-- Items start --

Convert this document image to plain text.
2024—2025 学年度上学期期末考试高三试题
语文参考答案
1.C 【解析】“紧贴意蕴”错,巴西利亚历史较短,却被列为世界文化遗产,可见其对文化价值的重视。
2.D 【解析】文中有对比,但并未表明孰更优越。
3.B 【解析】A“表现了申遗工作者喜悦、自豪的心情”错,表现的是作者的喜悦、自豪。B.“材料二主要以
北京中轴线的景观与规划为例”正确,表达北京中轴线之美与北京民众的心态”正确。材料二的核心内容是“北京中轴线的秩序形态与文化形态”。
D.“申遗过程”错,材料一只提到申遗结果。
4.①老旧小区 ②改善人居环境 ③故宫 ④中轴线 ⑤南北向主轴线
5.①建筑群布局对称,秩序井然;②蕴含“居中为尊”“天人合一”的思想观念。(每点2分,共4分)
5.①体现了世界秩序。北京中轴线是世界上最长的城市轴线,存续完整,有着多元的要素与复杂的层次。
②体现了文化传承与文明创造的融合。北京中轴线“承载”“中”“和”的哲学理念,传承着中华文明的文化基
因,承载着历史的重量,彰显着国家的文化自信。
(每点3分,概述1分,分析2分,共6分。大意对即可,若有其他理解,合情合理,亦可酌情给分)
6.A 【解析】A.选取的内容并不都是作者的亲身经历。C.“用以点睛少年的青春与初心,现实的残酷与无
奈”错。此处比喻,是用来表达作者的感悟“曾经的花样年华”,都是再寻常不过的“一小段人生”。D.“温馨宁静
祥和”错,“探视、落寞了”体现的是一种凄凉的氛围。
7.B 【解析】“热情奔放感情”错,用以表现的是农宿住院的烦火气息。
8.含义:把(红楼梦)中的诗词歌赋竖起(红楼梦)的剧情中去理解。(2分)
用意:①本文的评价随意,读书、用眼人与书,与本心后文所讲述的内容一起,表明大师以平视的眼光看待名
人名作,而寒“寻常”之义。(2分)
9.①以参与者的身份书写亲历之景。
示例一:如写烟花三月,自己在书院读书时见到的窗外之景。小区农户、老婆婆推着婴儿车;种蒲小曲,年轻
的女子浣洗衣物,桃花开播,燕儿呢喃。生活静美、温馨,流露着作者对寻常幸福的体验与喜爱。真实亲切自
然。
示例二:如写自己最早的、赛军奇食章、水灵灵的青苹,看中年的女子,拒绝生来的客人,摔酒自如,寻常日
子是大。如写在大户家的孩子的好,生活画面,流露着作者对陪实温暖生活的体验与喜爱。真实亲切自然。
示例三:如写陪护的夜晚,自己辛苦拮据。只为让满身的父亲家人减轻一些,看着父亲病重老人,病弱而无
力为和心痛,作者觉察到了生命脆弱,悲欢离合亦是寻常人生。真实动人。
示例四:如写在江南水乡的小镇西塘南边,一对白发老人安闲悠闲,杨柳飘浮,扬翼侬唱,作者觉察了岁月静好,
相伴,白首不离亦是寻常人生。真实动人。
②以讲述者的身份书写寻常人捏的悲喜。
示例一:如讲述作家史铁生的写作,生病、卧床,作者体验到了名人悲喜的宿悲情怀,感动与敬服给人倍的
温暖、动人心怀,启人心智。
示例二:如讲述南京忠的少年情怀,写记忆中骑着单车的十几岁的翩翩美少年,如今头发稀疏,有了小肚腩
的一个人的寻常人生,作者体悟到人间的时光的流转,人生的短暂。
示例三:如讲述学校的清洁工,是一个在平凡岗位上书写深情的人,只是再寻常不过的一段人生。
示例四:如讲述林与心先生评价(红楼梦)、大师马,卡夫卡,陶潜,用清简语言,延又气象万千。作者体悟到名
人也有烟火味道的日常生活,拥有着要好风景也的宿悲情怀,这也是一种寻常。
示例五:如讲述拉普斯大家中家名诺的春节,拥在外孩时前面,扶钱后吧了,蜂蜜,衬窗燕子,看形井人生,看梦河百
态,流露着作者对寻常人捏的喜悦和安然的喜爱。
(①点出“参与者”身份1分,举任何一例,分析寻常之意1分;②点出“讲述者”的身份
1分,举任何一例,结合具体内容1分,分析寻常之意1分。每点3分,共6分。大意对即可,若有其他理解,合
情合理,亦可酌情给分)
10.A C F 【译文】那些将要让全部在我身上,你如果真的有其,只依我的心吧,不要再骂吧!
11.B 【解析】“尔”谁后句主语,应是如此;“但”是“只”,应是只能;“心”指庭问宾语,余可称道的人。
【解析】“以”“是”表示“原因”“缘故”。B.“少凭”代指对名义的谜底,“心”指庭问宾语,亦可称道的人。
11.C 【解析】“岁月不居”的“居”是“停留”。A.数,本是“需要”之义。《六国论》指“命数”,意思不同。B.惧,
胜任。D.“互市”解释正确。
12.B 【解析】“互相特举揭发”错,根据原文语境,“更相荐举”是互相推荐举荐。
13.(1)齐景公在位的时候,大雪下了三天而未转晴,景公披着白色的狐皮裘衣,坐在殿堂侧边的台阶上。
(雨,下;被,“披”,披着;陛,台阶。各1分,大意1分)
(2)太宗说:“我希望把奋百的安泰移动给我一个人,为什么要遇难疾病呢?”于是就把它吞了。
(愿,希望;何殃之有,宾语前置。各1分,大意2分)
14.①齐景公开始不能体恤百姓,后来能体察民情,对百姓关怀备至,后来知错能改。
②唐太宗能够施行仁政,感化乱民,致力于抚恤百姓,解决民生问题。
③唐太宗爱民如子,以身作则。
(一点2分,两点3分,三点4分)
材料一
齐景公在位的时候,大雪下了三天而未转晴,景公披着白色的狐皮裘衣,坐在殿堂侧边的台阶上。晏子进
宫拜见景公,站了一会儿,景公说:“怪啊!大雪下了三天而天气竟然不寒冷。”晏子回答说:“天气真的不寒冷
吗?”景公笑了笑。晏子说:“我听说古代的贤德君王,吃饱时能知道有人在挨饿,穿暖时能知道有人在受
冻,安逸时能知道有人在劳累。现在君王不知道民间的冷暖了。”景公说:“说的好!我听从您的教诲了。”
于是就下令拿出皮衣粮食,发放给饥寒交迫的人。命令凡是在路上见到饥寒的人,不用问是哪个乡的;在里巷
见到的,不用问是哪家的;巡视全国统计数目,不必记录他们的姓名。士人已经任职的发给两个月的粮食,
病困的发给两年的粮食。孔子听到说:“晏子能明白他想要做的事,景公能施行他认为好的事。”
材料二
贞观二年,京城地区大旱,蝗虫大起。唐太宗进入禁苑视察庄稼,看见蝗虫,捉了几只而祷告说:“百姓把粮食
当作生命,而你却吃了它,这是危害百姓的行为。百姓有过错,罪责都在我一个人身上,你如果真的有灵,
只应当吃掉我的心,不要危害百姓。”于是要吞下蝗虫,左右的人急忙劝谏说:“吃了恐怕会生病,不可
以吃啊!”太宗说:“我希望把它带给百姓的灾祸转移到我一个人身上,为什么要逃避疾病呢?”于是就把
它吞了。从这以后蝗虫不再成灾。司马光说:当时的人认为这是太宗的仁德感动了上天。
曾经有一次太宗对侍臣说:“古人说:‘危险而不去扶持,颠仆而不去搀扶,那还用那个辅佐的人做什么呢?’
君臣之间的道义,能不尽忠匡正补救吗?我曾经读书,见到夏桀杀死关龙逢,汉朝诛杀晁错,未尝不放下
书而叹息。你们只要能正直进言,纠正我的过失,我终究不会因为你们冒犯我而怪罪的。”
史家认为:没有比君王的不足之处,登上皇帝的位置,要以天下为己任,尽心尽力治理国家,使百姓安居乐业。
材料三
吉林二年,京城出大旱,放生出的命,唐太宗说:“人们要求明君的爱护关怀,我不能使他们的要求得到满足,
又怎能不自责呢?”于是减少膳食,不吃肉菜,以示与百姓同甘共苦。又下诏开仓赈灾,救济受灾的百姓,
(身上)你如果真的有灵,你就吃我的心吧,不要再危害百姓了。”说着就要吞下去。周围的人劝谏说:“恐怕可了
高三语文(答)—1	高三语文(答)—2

-- Items end --

What the exercise asks: In the lines above, locate the string "举任何一例". Copy every line where it occurs.

Answer in full:
(①点出“参与者”身份1分,举任何一例,分析寻常之意1分;②点出“讲述者”的身份
1分,举任何一例,结合具体内容1分,分析寻常之意1分。每点3分,共6分。大意对即可,若有其他理解,合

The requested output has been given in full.